### Data for this task
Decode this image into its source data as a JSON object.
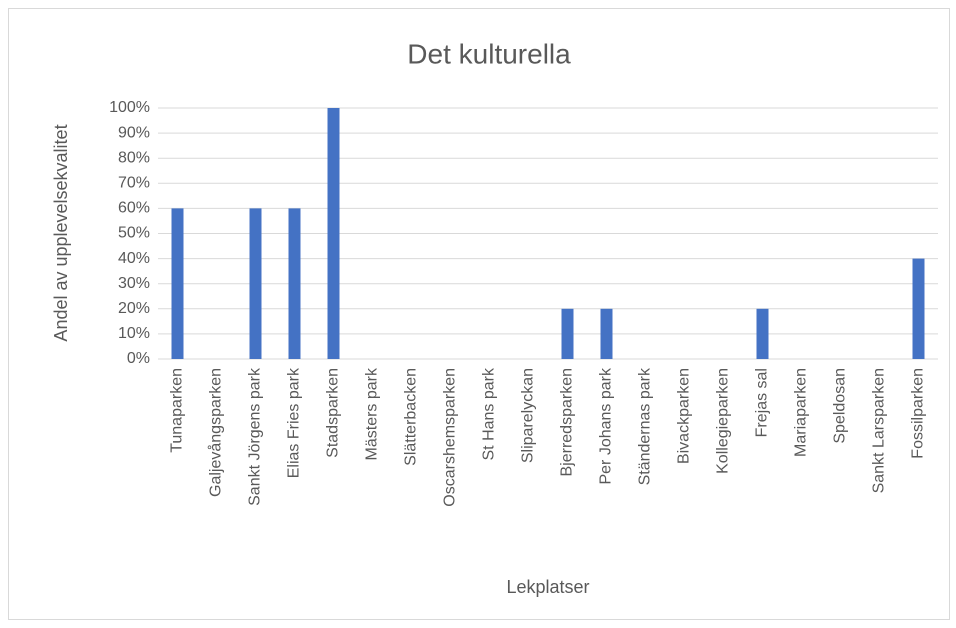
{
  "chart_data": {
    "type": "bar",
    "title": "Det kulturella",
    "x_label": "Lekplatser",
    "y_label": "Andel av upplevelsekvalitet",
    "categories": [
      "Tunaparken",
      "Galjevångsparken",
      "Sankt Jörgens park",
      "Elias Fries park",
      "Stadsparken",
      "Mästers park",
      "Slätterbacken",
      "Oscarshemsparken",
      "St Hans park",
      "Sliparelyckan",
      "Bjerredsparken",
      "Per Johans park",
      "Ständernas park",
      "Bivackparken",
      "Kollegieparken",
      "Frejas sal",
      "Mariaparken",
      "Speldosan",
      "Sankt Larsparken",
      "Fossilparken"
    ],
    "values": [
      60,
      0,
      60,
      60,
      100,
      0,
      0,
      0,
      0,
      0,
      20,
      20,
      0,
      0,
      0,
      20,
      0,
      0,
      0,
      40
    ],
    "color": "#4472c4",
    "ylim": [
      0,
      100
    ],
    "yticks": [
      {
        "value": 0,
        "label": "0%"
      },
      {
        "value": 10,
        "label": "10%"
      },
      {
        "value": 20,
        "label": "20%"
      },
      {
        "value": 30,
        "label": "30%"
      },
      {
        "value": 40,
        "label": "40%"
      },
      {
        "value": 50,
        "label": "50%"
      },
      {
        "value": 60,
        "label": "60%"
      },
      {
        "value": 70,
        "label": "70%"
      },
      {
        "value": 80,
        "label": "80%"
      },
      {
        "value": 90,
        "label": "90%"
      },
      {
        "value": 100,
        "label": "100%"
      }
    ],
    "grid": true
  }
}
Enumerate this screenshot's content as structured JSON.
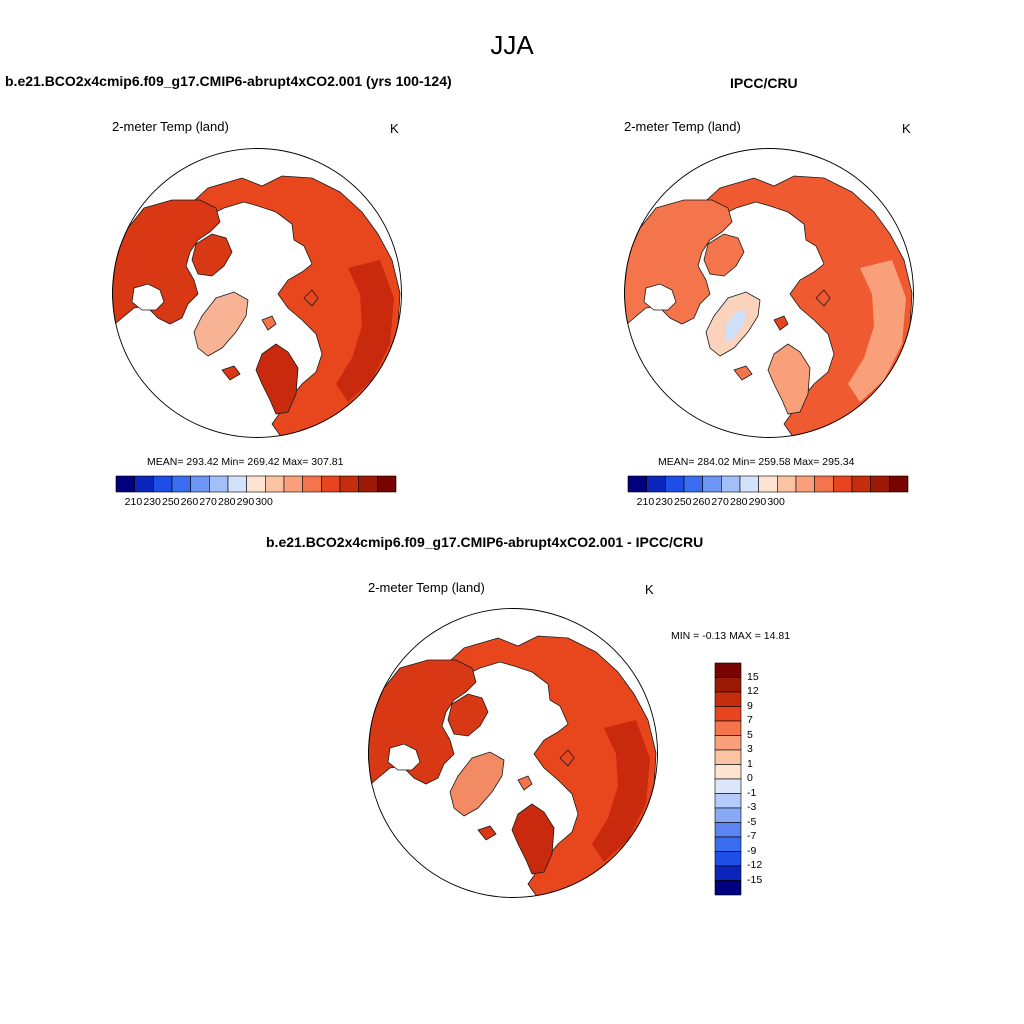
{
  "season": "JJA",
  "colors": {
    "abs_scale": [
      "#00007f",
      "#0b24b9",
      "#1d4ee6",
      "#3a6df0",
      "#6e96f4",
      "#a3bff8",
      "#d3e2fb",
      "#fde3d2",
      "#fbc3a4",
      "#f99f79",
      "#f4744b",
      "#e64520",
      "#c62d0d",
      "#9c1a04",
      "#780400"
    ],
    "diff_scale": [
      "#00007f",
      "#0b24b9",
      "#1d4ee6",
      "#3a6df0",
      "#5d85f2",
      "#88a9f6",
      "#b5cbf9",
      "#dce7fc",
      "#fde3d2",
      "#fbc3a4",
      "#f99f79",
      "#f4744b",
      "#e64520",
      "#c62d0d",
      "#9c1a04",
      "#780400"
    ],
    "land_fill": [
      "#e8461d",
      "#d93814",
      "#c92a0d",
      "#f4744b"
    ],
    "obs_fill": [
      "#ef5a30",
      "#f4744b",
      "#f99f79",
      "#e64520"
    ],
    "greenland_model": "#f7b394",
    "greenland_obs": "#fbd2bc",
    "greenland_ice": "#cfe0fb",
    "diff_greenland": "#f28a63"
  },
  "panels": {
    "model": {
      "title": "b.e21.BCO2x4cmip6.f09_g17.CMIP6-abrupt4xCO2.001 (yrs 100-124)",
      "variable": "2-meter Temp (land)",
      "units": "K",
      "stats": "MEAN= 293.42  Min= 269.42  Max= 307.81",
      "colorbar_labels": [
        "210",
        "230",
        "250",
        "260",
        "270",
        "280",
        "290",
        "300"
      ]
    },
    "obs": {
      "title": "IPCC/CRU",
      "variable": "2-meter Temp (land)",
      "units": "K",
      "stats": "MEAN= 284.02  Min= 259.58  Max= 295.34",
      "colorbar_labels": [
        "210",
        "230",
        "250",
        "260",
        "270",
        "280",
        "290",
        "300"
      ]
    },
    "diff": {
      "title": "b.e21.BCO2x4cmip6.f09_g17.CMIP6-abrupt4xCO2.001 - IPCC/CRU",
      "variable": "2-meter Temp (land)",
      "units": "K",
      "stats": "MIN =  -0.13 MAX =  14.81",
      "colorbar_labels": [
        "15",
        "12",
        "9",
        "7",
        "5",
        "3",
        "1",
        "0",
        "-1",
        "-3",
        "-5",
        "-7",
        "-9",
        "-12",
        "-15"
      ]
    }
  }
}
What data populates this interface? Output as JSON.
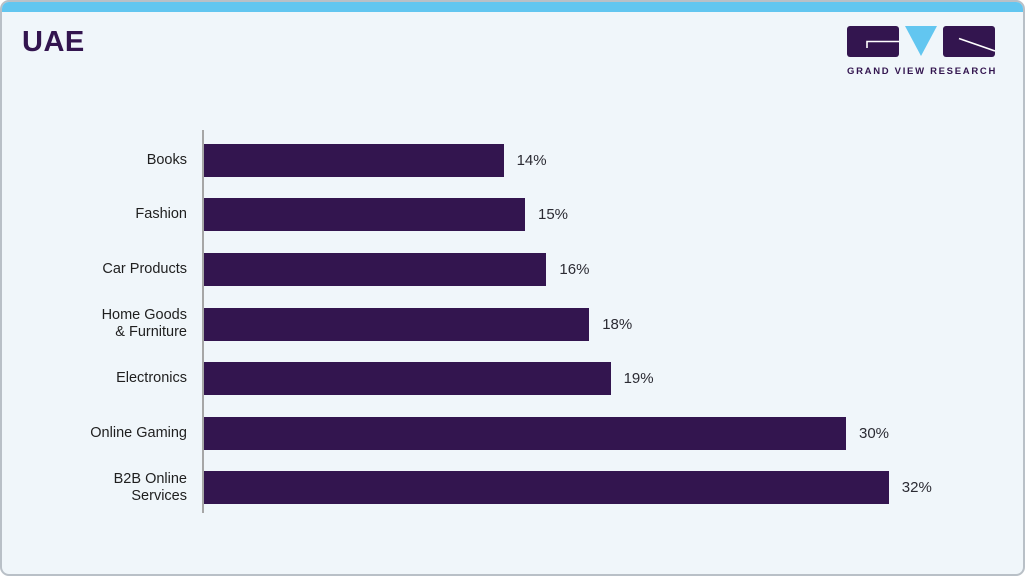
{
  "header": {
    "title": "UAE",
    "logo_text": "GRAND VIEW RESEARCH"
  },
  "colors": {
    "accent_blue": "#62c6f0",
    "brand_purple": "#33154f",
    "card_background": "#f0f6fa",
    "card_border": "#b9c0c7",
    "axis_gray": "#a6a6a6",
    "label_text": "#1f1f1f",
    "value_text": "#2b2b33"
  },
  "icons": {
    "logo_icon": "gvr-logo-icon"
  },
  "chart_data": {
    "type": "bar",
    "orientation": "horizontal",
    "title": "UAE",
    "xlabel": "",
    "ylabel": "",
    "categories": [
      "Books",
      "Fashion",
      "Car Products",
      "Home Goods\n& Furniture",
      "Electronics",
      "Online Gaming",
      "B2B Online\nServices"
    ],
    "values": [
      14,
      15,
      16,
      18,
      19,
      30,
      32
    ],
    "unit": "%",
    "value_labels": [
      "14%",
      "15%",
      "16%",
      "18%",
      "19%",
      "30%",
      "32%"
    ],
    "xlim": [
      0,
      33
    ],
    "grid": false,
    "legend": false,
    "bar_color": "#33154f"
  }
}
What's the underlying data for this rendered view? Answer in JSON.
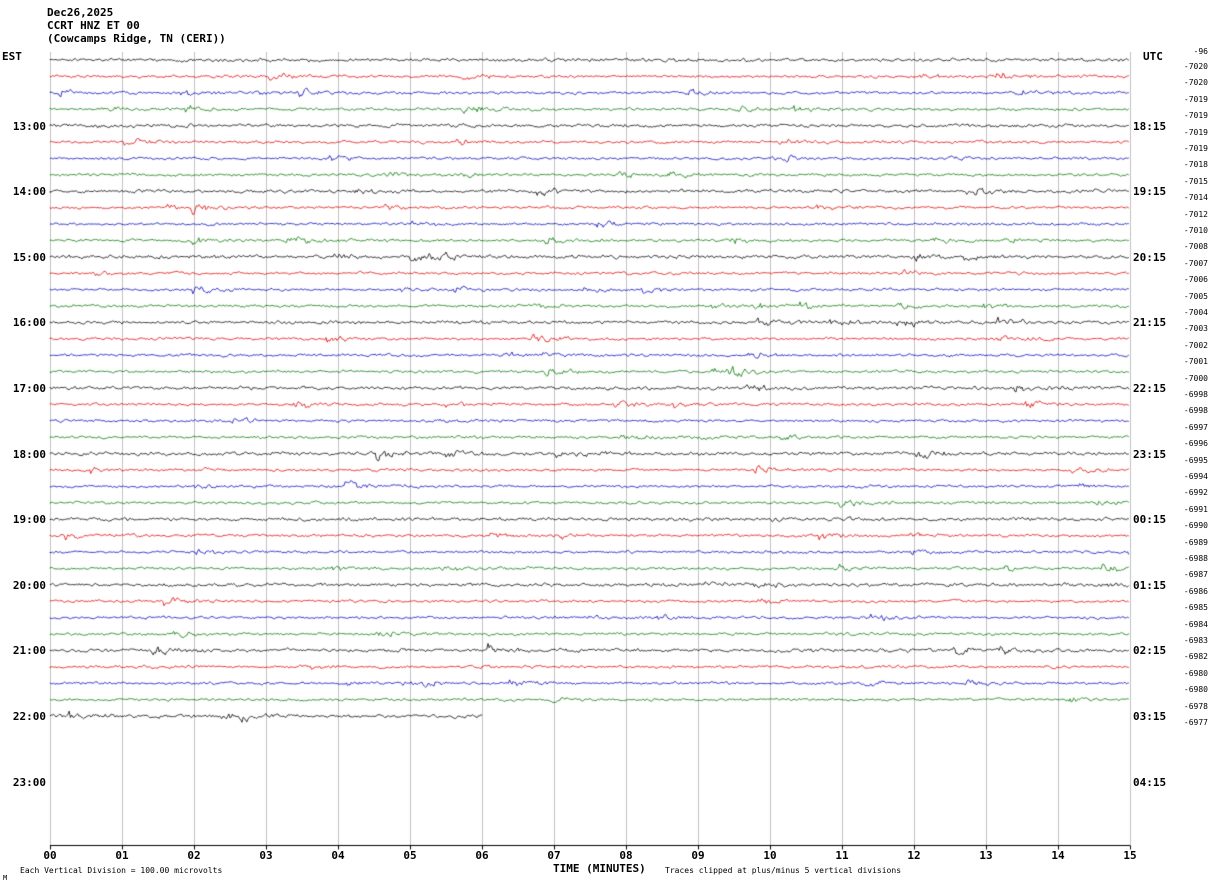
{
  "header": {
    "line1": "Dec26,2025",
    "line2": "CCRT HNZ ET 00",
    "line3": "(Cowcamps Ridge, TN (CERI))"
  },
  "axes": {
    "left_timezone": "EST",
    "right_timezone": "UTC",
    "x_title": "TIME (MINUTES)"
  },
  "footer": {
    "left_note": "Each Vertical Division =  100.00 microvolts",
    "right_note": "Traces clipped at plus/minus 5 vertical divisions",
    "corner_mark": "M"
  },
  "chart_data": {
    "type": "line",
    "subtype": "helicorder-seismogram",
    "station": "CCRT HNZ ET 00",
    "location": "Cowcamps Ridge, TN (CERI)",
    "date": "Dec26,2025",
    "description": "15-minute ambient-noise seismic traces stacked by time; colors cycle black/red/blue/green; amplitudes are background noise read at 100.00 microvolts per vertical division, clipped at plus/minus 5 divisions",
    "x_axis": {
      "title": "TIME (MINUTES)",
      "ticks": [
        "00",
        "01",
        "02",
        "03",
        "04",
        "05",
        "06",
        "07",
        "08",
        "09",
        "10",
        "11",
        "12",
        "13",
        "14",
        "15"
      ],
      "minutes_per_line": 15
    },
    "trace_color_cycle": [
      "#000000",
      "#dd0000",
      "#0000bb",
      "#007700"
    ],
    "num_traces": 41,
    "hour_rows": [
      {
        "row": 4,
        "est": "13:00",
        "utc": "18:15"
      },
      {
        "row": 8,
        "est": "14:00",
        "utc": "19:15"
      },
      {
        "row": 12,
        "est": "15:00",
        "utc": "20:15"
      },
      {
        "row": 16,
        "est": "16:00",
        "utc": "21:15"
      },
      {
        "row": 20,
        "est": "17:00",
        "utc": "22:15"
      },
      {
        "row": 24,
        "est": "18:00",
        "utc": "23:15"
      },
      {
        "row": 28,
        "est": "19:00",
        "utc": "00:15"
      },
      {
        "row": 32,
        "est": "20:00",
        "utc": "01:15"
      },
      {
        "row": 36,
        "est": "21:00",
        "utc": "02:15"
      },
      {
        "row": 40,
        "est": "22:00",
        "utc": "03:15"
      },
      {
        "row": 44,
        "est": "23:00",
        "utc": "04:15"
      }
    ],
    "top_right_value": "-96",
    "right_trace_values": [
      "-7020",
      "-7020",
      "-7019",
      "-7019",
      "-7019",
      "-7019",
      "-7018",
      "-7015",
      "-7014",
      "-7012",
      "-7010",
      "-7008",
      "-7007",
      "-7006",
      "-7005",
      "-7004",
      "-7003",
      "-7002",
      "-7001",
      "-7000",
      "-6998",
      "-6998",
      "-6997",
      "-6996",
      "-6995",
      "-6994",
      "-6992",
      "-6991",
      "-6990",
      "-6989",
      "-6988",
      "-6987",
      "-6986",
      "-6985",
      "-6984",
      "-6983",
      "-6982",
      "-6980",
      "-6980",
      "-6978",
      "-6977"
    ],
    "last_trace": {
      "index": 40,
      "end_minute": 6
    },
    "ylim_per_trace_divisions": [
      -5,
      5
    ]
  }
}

### Exercise details
Work through the records line by line and tally those with the word "Cowcamps". Report only the total.

### Reply
2